**Records supplied**:

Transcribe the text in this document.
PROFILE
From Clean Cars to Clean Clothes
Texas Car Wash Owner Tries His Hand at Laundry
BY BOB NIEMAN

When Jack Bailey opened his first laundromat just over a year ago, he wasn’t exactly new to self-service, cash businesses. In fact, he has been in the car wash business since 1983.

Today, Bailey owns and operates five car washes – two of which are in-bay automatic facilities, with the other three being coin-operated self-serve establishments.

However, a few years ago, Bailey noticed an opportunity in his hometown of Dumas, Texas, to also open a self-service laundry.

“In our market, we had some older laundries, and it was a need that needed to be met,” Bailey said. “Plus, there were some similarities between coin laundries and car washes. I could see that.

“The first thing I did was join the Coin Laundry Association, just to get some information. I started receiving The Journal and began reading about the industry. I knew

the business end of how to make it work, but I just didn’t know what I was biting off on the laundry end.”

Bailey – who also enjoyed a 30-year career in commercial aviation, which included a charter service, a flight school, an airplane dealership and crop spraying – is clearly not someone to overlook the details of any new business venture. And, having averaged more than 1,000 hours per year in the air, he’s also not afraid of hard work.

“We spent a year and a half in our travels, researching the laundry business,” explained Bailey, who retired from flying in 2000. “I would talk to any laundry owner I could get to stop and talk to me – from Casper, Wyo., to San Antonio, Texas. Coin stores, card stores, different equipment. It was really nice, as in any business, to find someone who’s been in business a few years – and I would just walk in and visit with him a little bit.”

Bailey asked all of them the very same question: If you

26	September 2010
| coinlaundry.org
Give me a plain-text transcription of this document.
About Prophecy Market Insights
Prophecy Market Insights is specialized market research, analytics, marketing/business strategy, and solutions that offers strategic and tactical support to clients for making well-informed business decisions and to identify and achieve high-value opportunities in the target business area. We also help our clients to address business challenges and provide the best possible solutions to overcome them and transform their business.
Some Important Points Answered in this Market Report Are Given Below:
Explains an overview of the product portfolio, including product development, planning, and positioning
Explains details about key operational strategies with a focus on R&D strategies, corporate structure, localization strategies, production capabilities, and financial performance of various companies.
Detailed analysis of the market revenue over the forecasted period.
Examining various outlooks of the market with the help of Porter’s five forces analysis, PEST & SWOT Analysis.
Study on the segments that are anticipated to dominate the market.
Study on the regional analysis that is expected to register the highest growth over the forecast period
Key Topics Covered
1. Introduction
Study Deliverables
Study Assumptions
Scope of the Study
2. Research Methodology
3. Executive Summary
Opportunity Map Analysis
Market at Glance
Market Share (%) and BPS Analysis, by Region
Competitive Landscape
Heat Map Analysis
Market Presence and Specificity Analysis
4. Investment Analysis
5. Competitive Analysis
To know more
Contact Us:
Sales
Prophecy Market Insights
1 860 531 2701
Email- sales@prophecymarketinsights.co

**Task statement**:
For each line of the listing that holds the word "Study", show that line.

**Exercise solution**:
Study on the segments that are anticipated to dominate the market.
Study on the regional analysis that is expected to register the highest growth over the forecast period
Study Deliverables
Study Assumptions
Scope of the Study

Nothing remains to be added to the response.